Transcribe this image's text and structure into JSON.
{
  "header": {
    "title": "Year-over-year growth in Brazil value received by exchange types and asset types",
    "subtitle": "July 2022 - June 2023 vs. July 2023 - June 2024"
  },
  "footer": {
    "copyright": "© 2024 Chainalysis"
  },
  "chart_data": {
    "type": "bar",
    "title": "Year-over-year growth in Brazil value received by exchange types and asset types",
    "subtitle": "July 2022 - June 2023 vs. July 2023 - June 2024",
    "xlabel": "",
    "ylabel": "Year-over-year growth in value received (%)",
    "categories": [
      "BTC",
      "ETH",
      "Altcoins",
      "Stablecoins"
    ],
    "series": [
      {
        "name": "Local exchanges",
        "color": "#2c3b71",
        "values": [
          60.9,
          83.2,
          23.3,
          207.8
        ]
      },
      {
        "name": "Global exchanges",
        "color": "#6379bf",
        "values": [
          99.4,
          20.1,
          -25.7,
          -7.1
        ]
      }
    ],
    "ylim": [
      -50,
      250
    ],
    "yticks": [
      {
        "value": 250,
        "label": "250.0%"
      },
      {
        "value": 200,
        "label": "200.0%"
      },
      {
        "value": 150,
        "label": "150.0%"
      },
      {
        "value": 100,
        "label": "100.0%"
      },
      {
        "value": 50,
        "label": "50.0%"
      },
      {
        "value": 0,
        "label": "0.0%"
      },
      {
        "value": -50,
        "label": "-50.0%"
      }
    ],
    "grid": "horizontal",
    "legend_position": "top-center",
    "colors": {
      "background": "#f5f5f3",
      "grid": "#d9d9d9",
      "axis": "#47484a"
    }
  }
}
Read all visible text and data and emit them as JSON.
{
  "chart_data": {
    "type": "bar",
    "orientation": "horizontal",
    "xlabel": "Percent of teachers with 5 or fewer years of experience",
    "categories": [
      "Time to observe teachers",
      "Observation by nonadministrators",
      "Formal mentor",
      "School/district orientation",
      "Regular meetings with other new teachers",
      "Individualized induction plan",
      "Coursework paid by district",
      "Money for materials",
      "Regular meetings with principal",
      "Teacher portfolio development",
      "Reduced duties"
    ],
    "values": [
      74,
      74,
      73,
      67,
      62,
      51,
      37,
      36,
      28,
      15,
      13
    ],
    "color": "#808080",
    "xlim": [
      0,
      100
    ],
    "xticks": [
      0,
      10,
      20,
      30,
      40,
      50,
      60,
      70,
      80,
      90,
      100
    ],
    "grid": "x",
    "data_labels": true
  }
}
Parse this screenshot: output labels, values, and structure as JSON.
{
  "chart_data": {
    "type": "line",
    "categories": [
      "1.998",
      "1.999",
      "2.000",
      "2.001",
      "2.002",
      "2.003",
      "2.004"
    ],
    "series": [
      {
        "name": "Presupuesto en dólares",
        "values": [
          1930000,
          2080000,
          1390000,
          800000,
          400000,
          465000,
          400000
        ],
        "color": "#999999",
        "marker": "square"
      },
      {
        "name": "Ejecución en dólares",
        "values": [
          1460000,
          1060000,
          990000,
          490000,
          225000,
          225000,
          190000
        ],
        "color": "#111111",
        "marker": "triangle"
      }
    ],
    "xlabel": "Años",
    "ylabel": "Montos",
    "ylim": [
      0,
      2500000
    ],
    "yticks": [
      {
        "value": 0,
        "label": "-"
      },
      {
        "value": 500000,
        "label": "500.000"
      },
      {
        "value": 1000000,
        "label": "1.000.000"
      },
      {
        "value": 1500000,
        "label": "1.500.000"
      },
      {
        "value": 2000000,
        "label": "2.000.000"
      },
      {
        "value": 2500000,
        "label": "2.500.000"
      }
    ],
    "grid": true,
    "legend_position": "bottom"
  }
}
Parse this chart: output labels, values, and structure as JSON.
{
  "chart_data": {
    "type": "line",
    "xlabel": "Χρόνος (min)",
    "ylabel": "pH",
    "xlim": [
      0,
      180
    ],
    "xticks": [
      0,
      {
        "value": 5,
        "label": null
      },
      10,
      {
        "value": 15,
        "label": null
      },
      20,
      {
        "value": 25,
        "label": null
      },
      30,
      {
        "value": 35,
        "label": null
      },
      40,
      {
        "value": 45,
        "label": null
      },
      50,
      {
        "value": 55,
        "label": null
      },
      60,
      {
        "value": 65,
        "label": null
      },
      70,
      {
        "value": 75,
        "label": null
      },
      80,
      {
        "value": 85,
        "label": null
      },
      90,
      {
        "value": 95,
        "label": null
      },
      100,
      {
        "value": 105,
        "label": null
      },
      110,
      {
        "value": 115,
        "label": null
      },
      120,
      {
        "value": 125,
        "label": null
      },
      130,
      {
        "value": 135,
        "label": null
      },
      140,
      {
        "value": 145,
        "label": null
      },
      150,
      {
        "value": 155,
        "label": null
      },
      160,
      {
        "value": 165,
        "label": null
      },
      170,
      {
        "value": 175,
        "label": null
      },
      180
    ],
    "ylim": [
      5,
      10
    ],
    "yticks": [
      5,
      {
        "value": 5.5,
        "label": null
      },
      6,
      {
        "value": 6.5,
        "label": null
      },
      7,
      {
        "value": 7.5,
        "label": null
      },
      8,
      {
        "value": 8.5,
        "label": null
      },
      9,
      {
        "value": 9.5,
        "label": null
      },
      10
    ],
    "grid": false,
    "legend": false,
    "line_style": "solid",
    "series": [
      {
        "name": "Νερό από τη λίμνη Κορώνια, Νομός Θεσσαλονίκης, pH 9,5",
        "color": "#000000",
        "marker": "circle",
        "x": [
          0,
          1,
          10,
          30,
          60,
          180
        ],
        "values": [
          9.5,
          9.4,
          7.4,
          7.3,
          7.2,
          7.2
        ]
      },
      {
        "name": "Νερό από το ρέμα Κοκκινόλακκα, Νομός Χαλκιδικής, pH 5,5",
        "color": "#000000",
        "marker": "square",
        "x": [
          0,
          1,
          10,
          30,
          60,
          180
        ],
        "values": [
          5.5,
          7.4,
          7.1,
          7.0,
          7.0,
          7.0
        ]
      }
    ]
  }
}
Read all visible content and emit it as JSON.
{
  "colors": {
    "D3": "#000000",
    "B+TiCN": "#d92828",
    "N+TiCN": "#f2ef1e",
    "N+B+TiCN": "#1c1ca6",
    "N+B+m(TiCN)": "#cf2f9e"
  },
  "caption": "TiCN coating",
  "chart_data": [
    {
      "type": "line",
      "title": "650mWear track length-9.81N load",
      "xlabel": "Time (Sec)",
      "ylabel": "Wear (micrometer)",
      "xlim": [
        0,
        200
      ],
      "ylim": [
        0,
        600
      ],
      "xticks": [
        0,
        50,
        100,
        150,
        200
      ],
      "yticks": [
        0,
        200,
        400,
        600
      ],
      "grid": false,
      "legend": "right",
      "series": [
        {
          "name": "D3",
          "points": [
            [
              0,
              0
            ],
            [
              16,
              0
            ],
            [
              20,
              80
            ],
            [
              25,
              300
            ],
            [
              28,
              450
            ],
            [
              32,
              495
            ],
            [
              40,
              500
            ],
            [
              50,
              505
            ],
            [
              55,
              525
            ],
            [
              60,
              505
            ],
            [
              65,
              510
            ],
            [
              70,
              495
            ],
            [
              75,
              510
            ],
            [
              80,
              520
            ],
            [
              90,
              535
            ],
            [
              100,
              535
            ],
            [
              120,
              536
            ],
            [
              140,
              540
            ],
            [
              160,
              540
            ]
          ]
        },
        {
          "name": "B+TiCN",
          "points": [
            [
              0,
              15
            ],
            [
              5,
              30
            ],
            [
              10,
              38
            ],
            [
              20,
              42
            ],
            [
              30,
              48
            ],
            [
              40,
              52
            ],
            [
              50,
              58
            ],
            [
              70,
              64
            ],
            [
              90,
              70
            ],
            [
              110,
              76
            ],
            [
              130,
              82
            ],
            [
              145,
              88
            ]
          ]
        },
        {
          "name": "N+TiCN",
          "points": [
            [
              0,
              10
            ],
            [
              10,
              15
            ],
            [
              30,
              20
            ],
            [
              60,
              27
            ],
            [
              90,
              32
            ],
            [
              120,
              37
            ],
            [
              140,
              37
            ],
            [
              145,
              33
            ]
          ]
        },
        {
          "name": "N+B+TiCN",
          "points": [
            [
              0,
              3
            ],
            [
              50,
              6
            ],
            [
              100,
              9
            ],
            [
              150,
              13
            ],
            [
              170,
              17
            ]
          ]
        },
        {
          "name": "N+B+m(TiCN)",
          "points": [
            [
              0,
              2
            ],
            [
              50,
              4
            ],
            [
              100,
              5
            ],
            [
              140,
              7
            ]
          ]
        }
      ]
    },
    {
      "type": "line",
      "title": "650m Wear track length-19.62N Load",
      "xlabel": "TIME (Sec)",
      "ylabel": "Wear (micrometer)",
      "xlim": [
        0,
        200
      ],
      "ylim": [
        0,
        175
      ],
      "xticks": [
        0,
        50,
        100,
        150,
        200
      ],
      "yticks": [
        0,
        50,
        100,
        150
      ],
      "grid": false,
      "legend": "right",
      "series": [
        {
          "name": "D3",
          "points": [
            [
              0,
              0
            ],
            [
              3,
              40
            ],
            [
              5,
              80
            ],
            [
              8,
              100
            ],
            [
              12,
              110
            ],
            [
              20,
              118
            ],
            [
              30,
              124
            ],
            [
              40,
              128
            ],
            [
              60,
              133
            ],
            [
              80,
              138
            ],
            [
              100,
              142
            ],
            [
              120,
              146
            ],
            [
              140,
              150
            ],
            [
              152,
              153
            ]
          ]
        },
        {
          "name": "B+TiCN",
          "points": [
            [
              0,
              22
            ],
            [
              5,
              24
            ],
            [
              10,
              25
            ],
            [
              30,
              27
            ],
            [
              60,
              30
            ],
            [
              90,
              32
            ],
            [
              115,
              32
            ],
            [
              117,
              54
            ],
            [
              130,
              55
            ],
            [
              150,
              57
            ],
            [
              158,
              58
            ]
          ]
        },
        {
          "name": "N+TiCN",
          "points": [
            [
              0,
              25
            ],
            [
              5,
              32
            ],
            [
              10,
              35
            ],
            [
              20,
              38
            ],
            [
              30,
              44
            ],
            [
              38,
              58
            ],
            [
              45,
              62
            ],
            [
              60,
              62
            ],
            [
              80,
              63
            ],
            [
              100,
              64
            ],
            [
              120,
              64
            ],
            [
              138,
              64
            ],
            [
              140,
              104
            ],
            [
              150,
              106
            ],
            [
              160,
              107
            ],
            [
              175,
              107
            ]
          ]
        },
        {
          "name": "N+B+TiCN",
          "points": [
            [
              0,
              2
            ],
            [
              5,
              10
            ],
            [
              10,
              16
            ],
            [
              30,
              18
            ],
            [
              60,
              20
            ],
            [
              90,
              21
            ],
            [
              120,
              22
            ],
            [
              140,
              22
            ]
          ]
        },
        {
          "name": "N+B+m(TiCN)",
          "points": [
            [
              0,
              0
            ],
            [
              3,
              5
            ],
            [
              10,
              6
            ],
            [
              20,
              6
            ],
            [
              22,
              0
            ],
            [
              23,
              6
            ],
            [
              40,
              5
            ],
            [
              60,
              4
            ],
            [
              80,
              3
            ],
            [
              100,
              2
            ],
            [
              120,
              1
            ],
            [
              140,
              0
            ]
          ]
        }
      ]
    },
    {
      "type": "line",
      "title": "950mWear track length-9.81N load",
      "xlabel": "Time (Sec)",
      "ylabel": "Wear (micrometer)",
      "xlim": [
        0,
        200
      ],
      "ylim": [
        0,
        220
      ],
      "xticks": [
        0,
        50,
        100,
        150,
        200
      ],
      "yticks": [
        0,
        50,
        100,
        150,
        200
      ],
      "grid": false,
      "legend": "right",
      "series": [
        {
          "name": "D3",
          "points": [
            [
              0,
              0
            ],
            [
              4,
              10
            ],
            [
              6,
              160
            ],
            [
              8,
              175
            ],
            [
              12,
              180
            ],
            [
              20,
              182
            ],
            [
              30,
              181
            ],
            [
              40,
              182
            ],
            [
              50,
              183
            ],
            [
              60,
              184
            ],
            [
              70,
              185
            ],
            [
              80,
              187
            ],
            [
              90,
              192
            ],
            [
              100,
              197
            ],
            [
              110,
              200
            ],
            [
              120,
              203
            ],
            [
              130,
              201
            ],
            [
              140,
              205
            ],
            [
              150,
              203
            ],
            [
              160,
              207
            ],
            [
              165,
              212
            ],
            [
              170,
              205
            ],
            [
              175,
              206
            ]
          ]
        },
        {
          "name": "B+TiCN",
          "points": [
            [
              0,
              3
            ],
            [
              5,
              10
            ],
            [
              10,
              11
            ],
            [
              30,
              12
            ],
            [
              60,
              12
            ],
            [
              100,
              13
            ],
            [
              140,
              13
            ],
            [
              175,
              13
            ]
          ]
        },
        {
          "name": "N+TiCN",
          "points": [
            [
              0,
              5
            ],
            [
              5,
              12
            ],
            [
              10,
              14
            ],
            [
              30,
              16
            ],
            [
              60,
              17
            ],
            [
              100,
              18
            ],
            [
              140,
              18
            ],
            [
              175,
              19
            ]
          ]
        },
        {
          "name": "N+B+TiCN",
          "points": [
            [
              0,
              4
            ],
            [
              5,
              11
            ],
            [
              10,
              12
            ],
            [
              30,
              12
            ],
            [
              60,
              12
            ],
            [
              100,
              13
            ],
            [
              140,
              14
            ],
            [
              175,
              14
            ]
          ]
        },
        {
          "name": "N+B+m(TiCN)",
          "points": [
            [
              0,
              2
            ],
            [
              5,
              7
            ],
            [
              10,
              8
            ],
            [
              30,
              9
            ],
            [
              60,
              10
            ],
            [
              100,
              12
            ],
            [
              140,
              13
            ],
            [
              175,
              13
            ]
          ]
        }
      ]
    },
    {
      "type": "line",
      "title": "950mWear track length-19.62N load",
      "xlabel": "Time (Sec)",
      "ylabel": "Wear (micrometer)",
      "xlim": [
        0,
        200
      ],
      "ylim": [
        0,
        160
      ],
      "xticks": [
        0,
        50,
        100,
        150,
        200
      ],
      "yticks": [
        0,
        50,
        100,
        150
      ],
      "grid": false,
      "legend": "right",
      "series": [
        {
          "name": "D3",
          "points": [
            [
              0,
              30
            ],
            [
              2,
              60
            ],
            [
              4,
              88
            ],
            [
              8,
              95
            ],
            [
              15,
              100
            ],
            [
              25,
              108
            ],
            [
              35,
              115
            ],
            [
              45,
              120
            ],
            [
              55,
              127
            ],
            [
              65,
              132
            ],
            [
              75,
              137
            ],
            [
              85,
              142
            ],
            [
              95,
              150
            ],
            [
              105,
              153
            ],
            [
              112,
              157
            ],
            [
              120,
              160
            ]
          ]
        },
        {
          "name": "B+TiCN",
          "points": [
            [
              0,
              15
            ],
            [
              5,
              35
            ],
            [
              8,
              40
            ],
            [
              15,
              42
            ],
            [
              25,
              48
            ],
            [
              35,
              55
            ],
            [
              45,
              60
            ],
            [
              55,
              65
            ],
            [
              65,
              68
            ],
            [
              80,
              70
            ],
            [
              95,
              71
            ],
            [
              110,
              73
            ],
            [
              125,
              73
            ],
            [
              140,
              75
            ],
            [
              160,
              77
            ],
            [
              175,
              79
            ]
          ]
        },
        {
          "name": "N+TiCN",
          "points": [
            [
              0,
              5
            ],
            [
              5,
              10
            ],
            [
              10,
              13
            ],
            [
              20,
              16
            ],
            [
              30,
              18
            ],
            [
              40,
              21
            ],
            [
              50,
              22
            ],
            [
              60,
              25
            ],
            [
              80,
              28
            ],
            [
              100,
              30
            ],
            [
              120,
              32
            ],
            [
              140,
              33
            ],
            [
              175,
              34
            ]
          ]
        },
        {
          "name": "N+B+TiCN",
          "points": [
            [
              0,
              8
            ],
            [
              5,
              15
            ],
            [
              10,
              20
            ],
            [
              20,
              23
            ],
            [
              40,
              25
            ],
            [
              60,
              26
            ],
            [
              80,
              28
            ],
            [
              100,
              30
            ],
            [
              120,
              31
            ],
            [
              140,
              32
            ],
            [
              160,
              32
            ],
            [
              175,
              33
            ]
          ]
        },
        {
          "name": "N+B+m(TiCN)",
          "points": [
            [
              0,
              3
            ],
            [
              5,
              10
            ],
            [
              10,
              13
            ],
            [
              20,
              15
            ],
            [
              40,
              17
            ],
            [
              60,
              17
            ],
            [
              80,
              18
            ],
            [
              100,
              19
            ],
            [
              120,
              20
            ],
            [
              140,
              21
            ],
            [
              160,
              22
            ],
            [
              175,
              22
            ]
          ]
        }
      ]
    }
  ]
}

..............................

Extract every line containing the string "subtitle" from the data above.

### SOLUTION FOR THIS PROBLEM
    "subtitle": "July 2022 - June 2023 vs. July 2023 - June 2024"
    "subtitle": "July 2022 - June 2023 vs. July 2023 - June 2024",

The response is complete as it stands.